══ Data shown ══
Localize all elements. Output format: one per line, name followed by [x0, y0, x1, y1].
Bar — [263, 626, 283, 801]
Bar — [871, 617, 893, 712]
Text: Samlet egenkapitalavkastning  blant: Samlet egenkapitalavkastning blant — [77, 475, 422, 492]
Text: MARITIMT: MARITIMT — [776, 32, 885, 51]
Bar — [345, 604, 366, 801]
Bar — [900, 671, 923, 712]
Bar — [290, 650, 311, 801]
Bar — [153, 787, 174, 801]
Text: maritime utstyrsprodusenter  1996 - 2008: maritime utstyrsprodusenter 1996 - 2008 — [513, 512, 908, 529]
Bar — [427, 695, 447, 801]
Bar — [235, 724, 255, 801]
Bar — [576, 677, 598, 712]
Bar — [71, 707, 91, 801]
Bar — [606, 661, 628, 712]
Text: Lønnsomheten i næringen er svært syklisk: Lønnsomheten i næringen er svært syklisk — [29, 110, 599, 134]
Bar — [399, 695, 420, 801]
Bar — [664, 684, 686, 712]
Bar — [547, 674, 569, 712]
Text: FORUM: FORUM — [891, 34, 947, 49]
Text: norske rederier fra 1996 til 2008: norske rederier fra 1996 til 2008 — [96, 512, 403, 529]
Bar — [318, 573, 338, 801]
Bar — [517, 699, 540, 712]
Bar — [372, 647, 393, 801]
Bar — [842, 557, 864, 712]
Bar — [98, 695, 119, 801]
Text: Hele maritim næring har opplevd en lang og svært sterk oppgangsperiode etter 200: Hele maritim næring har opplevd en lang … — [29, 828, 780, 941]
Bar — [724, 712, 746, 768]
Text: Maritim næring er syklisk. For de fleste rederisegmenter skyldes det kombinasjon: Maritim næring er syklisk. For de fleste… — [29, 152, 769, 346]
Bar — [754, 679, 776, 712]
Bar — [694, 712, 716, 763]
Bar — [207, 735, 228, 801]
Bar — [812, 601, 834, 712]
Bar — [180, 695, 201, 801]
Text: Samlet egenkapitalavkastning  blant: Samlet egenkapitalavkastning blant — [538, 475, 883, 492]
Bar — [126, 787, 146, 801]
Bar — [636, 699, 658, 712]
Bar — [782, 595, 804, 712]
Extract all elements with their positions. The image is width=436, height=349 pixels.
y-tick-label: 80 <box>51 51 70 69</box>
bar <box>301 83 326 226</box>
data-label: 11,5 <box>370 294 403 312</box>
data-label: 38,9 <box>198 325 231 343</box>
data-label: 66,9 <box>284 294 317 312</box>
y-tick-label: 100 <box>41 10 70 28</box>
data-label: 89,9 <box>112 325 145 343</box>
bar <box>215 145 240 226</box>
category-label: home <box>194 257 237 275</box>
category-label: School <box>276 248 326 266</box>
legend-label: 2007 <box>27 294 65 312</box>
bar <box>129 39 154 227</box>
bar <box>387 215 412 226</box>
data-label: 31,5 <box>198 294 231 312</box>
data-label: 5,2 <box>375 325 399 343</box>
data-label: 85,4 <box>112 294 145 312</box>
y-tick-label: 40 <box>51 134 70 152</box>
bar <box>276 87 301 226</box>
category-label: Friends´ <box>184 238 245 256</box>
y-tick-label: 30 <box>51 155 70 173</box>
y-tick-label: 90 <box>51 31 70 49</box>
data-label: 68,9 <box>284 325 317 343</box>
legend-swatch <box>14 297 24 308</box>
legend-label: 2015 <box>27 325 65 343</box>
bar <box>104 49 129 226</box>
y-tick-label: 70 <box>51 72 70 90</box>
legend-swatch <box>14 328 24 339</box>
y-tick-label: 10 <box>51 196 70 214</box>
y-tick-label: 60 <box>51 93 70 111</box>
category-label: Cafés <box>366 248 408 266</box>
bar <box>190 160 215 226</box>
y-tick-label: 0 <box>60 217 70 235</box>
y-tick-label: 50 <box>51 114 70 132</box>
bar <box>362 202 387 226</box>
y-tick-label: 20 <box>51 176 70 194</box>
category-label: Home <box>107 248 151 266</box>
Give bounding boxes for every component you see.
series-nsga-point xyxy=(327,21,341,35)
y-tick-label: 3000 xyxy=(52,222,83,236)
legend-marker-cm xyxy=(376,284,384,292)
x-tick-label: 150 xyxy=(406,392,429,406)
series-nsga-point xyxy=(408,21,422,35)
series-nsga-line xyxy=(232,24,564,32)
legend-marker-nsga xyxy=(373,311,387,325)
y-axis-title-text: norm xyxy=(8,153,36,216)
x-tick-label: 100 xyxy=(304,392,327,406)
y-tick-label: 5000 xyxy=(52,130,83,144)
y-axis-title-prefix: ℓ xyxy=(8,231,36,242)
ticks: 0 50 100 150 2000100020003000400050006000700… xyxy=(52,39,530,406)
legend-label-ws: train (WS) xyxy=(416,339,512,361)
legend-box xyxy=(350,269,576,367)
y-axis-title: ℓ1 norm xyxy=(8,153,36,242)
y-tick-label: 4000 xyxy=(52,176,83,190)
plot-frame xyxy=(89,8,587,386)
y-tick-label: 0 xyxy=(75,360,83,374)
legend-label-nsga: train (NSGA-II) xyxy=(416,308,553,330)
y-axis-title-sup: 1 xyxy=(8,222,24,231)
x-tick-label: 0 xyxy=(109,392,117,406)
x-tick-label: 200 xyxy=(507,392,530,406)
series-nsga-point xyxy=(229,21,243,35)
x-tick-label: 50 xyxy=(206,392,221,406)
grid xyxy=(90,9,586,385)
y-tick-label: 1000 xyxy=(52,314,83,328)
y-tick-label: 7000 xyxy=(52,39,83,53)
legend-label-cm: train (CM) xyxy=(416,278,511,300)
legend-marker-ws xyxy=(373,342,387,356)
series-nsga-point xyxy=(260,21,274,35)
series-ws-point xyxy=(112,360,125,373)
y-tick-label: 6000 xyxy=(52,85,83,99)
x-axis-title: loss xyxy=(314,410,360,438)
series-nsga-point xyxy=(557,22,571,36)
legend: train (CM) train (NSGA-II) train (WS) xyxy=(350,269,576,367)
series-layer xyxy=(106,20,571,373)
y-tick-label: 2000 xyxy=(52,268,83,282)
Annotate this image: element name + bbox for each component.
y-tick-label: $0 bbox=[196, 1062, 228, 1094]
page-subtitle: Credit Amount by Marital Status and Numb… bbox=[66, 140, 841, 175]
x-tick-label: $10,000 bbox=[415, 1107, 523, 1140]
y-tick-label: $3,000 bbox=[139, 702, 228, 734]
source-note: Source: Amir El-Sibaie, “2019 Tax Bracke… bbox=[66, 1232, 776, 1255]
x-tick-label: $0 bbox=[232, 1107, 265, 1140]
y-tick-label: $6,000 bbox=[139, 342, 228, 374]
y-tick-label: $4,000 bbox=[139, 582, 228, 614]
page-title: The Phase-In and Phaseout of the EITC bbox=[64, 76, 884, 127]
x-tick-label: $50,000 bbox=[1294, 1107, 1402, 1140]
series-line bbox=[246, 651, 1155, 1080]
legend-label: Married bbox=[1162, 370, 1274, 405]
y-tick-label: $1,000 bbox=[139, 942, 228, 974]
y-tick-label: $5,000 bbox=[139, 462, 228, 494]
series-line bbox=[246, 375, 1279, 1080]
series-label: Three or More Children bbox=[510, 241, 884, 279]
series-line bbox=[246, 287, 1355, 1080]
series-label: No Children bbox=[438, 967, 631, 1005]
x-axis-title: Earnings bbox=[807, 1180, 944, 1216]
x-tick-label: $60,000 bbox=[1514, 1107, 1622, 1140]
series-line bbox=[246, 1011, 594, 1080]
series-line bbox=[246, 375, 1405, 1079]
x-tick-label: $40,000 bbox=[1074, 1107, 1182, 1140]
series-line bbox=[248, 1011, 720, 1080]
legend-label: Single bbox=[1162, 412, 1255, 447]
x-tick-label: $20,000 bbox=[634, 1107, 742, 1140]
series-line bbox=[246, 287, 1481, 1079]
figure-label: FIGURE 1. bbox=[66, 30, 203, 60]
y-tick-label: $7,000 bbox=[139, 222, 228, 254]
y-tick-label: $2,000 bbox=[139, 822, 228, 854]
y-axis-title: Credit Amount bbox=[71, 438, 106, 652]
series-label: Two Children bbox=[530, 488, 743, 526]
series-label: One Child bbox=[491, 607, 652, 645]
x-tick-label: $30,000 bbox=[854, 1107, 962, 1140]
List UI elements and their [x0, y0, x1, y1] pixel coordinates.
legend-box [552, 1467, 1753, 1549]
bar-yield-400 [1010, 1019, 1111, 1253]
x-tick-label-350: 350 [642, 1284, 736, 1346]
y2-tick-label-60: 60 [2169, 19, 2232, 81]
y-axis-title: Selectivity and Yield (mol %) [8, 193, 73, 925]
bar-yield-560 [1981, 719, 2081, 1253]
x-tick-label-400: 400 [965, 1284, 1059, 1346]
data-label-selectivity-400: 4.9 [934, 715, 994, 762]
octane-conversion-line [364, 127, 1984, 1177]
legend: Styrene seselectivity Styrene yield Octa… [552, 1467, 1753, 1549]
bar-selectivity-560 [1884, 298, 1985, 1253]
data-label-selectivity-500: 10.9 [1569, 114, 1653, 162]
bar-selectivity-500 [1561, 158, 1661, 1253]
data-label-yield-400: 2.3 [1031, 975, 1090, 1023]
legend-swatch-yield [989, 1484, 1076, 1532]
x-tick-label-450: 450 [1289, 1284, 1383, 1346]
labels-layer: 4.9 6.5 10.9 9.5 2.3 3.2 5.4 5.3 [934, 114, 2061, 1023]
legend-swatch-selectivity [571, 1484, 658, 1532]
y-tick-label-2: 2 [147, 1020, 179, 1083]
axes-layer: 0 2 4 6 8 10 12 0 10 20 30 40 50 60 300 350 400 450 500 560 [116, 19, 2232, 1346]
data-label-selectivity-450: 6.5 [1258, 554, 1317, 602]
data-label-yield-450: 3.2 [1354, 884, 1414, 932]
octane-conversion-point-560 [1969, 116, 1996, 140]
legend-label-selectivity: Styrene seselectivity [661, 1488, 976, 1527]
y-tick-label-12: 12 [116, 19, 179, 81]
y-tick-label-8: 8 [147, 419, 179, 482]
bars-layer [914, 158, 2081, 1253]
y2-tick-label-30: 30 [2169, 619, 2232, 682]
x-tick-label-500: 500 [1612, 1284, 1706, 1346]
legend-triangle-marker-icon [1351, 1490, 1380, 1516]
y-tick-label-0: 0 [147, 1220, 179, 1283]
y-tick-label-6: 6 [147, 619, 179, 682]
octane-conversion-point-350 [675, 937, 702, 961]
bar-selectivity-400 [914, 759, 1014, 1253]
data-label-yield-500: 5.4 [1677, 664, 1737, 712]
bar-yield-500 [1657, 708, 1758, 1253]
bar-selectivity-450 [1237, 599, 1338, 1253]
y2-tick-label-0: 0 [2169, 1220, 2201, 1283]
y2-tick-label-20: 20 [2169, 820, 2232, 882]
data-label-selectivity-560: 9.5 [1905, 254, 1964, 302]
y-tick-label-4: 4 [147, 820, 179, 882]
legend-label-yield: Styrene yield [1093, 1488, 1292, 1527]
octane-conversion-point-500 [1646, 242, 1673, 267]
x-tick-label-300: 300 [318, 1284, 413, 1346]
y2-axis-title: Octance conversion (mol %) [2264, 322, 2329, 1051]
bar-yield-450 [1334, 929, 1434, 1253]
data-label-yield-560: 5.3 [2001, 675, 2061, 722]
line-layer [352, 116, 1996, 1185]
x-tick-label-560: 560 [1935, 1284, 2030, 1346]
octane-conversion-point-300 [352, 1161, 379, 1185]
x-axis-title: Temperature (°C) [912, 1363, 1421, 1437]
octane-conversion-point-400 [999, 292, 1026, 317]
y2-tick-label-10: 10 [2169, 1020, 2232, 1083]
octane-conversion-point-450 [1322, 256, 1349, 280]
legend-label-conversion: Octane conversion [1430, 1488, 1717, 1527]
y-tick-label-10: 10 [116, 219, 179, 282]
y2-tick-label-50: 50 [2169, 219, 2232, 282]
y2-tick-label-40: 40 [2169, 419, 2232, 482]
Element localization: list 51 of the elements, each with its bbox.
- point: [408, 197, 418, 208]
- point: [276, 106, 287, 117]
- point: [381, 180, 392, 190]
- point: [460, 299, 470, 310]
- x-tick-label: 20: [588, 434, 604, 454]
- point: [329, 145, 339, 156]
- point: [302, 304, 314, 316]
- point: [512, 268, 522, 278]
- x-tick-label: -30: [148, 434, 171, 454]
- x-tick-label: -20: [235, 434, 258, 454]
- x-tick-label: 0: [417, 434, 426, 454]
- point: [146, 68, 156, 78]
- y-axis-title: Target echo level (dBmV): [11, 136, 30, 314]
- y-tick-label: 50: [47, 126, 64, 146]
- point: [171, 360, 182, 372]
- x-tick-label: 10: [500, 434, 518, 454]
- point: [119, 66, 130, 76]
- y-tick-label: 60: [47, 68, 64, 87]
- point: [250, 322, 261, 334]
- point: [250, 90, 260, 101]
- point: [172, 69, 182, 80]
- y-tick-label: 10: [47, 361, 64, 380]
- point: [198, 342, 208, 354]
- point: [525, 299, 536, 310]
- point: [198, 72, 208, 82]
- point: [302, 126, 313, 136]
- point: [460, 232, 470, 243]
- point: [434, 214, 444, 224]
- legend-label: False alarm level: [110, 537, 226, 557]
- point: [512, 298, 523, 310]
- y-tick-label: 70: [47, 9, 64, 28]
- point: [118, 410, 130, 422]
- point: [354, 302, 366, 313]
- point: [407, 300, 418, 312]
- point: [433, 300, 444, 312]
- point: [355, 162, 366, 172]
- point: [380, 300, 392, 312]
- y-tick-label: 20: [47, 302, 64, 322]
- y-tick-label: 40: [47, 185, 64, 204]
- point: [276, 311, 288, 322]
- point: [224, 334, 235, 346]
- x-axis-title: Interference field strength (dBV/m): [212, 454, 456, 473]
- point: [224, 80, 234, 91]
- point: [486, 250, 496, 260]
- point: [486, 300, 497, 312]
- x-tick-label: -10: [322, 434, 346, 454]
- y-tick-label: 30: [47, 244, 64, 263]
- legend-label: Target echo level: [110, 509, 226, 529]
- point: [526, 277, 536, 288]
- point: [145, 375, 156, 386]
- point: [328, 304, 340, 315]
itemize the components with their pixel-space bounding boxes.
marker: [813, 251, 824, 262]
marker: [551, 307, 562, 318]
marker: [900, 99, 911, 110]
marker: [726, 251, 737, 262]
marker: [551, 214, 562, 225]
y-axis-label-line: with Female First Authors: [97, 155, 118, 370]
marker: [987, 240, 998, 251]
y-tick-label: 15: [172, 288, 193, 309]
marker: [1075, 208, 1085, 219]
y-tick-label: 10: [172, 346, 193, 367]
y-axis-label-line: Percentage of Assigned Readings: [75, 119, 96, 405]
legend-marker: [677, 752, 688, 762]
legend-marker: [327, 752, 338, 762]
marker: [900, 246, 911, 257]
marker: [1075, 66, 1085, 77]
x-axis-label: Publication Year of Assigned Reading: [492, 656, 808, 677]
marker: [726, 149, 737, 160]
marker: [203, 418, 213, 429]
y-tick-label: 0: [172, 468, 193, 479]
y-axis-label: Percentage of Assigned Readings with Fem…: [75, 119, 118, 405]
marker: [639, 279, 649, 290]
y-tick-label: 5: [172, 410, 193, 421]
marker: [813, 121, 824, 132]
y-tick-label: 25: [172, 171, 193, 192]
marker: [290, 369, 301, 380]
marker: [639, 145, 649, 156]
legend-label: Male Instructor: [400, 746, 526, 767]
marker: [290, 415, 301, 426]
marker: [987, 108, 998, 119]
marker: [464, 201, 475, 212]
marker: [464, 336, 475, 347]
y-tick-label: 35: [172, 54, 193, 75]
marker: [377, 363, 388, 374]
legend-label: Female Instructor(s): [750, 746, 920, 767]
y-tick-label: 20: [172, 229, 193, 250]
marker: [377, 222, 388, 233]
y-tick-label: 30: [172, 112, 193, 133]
═══
**Work to be completed:** Pull out the items word for word, from the first line through the line holding "Bar — [724, 712, 746, 768]", both ends included.

**Result of this task:**
Localize all elements. Output format: one per line, name followed by [x0, y0, x1, y1].
Bar — [263, 626, 283, 801]
Bar — [871, 617, 893, 712]
Text: Samlet egenkapitalavkastning  blant: Samlet egenkapitalavkastning blant — [77, 475, 422, 492]
Text: MARITIMT: MARITIMT — [776, 32, 885, 51]
Bar — [345, 604, 366, 801]
Bar — [900, 671, 923, 712]
Bar — [290, 650, 311, 801]
Bar — [153, 787, 174, 801]
Text: maritime utstyrsprodusenter  1996 - 2008: maritime utstyrsprodusenter 1996 - 2008 — [513, 512, 908, 529]
Bar — [427, 695, 447, 801]
Bar — [235, 724, 255, 801]
Bar — [576, 677, 598, 712]
Bar — [71, 707, 91, 801]
Bar — [606, 661, 628, 712]
Text: Lønnsomheten i næringen er svært syklisk: Lønnsomheten i næringen er svært syklisk — [29, 110, 599, 134]
Bar — [399, 695, 420, 801]
Bar — [664, 684, 686, 712]
Bar — [547, 674, 569, 712]
Text: FORUM: FORUM — [891, 34, 947, 49]
Text: norske rederier fra 1996 til 2008: norske rederier fra 1996 til 2008 — [96, 512, 403, 529]
Bar — [318, 573, 338, 801]
Bar — [517, 699, 540, 712]
Bar — [372, 647, 393, 801]
Bar — [842, 557, 864, 712]
Bar — [98, 695, 119, 801]
Text: Hele maritim næring har opplevd en lang og svært sterk oppgangsperiode etter 200: Hele maritim næring har opplevd en lang … — [29, 828, 780, 941]
Bar — [724, 712, 746, 768]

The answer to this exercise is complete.